* start *
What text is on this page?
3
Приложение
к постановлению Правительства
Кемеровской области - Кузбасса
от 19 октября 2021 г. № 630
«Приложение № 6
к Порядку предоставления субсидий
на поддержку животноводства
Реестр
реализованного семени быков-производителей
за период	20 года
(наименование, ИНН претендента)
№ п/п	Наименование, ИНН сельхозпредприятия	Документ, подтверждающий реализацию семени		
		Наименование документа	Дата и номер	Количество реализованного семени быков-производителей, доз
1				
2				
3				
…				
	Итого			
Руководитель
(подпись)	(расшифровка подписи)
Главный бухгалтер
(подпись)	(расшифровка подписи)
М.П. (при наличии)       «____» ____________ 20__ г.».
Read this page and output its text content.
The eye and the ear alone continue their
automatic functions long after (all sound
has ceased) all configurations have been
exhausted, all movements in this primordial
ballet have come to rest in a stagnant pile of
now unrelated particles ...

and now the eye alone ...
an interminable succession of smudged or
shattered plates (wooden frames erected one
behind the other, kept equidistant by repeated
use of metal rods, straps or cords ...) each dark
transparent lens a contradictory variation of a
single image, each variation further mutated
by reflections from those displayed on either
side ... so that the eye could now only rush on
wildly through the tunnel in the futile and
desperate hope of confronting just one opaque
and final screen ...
* end *
Task details →
Please repeat the listing exactly, with nothing left out.

Finished answer →
What text is on this page?
3
Приложение
к постановлению Правительства
Кемеровской области - Кузбасса
от 19 октября 2021 г. № 630
«Приложение № 6
к Порядку предоставления субсидий
на поддержку животноводства
Реестр
реализованного семени быков-производителей
за период	20 года
(наименование, ИНН претендента)
№ п/п	Наименование, ИНН сельхозпредприятия	Документ, подтверждающий реализацию семени		
		Наименование документа	Дата и номер	Количество реализованного семени быков-производителей, доз
1				
2				
3				
…				
	Итого			
Руководитель
(подпись)	(расшифровка подписи)
Главный бухгалтер
(подпись)	(расшифровка подписи)
М.П. (при наличии)       «____» ____________ 20__ г.».
Read this page and output its text content.
The eye and the ear alone continue their
automatic functions long after (all sound
has ceased) all configurations have been
exhausted, all movements in this primordial
ballet have come to rest in a stagnant pile of
now unrelated particles ...

and now the eye alone ...
an interminable succession of smudged or
shattered plates (wooden frames erected one
behind the other, kept equidistant by repeated
use of metal rods, straps or cords ...) each dark
transparent lens a contradictory variation of a
single image, each variation further mutated
by reflections from those displayed on either
side ... so that the eye could now only rush on
wildly through the tunnel in the futile and
desperate hope of confronting just one opaque
and final screen ...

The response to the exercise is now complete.